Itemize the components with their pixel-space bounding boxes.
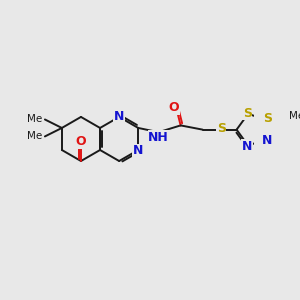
Text: S: S bbox=[243, 106, 252, 119]
Text: S: S bbox=[263, 112, 272, 125]
Text: N: N bbox=[242, 140, 252, 153]
Text: Me: Me bbox=[27, 115, 42, 124]
Text: Me: Me bbox=[27, 131, 42, 141]
Text: N: N bbox=[133, 144, 143, 157]
Text: Me: Me bbox=[289, 111, 300, 121]
Text: O: O bbox=[169, 101, 179, 114]
Text: NH: NH bbox=[148, 131, 169, 144]
Text: O: O bbox=[76, 135, 86, 148]
Text: N: N bbox=[114, 110, 124, 123]
Text: N: N bbox=[262, 134, 273, 147]
Text: S: S bbox=[217, 122, 226, 135]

++++

# PROBLEM REQUIREMENTS
Repeat every line of the records above word for word, but leave the picture out of your answer.

# TASK RESPONSE
Itemize the components with their pixel-space bounding boxes.
Text: S: S bbox=[243, 106, 252, 119]
Text: S: S bbox=[263, 112, 272, 125]
Text: N: N bbox=[242, 140, 252, 153]
Text: Me: Me bbox=[27, 115, 42, 124]
Text: Me: Me bbox=[27, 131, 42, 141]
Text: N: N bbox=[133, 144, 143, 157]
Text: Me: Me bbox=[289, 111, 300, 121]
Text: O: O bbox=[169, 101, 179, 114]
Text: NH: NH bbox=[148, 131, 169, 144]
Text: O: O bbox=[76, 135, 86, 148]
Text: N: N bbox=[114, 110, 124, 123]
Text: N: N bbox=[262, 134, 273, 147]
Text: S: S bbox=[217, 122, 226, 135]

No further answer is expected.